begin Exercise materials
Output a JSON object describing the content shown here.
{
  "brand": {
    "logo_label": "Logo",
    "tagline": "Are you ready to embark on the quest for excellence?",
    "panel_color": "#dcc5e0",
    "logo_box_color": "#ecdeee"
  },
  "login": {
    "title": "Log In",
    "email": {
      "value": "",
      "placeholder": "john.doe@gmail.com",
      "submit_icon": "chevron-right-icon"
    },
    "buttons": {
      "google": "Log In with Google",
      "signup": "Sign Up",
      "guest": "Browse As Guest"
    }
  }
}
end Exercise materials
begin Exercise materials
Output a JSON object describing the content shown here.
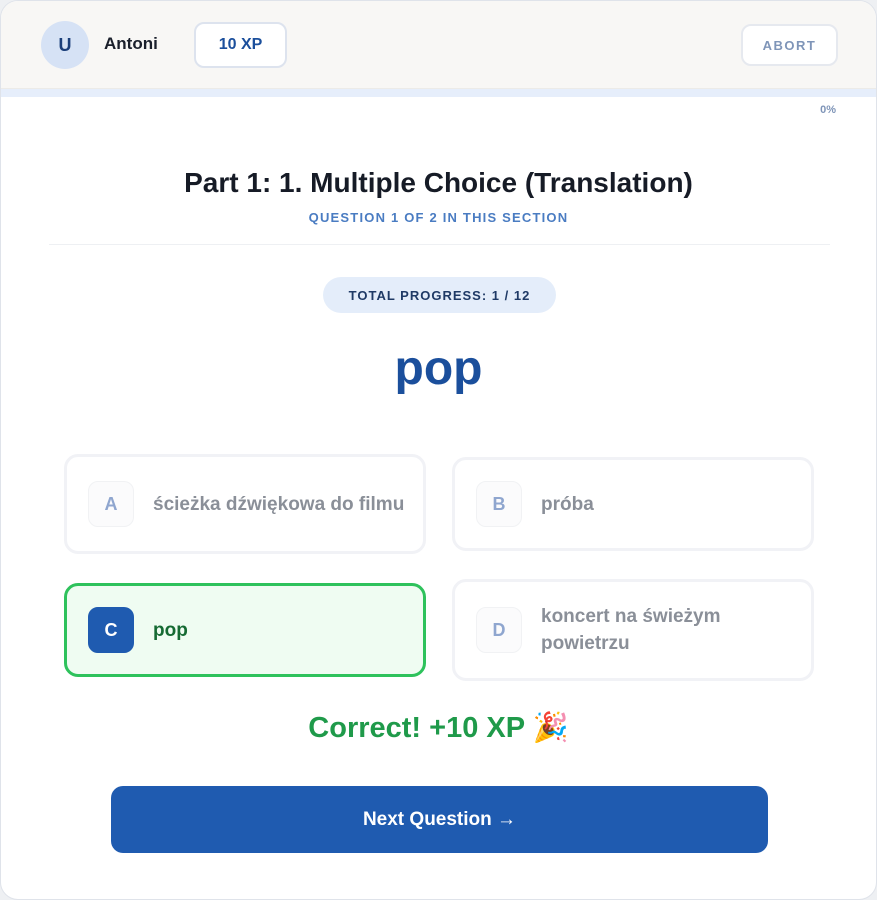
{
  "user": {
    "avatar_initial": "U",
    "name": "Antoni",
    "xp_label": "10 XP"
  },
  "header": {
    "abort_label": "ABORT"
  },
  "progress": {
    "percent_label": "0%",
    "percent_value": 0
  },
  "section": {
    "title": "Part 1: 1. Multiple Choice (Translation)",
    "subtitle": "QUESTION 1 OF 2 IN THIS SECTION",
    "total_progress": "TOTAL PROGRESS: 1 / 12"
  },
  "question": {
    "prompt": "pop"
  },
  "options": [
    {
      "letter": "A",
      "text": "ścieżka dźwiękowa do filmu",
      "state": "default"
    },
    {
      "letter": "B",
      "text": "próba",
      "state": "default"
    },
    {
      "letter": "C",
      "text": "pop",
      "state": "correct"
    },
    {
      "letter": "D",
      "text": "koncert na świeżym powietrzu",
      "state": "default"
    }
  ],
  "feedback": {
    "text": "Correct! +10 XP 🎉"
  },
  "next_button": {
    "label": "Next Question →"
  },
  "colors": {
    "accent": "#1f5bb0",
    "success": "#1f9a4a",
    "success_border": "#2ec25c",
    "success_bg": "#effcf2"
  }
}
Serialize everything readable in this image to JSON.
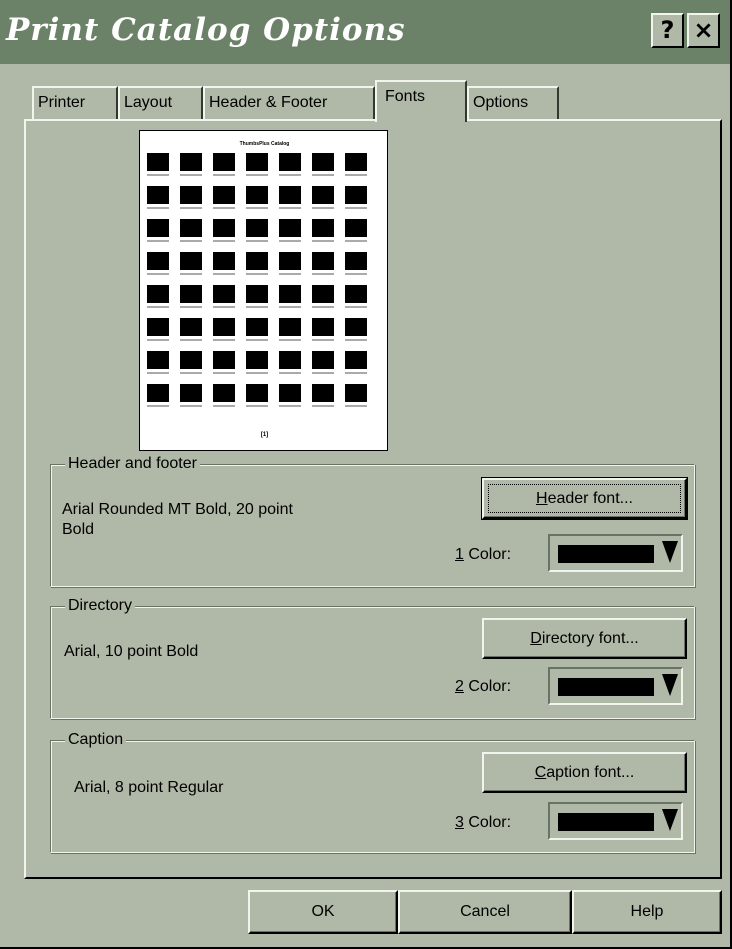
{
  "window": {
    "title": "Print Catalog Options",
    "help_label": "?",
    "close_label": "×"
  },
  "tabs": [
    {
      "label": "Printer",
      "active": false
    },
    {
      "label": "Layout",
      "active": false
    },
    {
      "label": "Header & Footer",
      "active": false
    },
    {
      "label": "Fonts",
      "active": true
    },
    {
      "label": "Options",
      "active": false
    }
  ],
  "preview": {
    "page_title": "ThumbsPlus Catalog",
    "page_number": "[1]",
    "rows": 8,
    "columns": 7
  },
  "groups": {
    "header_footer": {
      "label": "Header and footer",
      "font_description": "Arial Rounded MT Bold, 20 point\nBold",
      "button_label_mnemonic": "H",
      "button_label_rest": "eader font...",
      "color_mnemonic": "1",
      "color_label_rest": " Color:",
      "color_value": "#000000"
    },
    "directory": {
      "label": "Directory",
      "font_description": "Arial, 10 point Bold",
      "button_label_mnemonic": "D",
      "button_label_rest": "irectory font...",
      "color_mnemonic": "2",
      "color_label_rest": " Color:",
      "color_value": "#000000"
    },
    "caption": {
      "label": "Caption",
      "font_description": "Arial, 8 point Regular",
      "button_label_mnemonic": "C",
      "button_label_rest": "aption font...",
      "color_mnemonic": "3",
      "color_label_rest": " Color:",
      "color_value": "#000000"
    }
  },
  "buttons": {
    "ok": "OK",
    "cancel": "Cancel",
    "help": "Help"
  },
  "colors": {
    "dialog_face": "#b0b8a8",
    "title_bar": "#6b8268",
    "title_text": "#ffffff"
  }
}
end Exercise materials
Stated task>
Identify and copy lines that hold the string "Arial".

Solved problem>
      "font_description": "Arial Rounded MT Bold, 20 point\nBold",
      "font_description": "Arial, 10 point Bold",
      "font_description": "Arial, 8 point Regular",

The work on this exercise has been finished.